* WRITTEN TASK
Only a number is wanted: how many lines in the listing contain the word "name"?

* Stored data

(begin)

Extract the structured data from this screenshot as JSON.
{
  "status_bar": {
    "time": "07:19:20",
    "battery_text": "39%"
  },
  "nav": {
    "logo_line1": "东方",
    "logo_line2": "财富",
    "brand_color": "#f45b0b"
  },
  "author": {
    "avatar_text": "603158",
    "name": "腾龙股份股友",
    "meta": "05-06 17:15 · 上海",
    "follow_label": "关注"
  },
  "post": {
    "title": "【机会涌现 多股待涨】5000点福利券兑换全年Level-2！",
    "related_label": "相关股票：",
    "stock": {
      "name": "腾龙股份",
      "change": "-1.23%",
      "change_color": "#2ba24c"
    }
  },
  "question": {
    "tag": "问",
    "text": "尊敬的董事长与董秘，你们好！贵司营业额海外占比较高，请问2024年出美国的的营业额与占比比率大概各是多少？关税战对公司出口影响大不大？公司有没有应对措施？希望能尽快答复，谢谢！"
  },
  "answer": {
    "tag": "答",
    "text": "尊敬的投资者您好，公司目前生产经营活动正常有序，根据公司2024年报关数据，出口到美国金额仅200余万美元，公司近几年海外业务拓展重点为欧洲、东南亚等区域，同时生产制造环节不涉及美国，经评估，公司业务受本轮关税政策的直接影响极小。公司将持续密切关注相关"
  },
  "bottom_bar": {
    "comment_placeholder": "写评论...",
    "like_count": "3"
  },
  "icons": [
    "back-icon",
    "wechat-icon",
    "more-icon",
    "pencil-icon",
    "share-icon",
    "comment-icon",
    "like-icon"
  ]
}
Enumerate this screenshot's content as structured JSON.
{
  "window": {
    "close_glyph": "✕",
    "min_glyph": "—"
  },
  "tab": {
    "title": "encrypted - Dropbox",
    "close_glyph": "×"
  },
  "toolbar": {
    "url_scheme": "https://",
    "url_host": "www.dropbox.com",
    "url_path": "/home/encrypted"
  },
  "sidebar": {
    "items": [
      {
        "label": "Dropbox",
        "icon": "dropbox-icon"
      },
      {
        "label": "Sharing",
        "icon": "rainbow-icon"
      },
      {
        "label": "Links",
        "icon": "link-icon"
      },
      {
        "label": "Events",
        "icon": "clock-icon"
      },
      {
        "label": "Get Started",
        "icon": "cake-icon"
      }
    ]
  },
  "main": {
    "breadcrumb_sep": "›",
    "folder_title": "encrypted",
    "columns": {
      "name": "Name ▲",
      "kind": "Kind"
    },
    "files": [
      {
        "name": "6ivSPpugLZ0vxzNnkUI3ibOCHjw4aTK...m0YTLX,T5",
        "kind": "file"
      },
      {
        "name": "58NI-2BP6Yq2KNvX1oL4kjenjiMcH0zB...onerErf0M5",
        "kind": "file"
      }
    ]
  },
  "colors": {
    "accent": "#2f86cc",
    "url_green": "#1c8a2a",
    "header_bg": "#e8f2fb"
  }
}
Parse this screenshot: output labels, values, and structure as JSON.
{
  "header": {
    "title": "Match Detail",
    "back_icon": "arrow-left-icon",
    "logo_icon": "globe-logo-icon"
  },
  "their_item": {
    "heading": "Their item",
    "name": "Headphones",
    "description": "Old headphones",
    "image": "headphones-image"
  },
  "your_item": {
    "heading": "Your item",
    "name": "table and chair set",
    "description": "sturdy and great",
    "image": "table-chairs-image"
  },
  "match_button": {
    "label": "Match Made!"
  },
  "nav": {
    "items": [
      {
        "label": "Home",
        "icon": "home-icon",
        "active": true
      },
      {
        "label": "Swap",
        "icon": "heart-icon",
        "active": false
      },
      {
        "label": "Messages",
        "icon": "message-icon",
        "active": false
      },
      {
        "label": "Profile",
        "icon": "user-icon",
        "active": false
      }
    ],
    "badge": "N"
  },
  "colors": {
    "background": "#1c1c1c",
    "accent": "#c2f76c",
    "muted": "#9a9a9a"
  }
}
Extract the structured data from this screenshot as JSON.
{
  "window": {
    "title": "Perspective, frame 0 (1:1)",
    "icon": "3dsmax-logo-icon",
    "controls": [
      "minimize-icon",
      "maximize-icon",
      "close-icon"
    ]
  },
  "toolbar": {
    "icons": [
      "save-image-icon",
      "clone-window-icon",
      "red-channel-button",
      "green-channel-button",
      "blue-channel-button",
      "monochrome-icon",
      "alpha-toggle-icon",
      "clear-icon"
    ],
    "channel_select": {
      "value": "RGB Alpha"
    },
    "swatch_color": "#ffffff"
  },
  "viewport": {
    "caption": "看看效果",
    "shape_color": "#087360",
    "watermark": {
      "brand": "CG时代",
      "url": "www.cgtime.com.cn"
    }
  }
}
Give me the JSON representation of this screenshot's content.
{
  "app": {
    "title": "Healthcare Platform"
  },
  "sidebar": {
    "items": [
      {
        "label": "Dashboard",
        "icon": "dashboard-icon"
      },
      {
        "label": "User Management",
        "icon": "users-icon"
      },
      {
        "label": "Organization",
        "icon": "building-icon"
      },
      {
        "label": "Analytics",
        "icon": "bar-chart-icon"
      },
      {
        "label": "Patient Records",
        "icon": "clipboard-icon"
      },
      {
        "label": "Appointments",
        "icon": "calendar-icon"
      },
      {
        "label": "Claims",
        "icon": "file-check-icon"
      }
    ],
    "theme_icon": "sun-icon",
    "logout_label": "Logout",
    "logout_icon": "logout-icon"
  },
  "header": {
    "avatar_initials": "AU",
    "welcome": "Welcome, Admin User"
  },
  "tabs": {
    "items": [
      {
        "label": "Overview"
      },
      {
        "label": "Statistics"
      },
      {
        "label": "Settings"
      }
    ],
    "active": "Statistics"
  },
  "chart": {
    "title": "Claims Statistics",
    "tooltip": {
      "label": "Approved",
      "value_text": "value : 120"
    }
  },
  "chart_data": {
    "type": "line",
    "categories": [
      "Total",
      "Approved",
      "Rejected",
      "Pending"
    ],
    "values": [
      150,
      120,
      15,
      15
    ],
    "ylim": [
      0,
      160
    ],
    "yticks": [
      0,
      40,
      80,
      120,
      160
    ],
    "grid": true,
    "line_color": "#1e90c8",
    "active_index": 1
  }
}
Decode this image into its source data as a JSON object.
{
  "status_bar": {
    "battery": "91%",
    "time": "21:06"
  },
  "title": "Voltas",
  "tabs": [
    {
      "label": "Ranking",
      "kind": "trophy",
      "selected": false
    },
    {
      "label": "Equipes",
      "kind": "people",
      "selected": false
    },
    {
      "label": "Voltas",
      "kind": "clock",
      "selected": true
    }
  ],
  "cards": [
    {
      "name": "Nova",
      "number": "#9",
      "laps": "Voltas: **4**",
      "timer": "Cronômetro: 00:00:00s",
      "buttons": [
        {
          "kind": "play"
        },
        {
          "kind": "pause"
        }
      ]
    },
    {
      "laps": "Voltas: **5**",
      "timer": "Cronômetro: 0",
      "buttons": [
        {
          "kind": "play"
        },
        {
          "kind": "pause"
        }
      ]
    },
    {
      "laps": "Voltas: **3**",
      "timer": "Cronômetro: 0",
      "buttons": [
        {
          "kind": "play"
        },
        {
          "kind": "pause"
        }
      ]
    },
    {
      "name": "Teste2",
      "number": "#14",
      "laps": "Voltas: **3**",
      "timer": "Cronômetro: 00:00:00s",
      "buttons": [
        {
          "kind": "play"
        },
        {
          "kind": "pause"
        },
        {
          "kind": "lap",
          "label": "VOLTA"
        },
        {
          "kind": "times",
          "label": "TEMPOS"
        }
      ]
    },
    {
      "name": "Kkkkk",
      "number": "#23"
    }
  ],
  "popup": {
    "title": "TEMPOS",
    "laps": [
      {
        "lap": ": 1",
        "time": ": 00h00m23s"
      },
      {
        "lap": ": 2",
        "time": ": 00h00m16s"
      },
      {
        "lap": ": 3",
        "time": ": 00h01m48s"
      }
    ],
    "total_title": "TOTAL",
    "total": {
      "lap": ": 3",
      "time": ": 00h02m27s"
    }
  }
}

(end)

* COMPLETED EXERCISE
10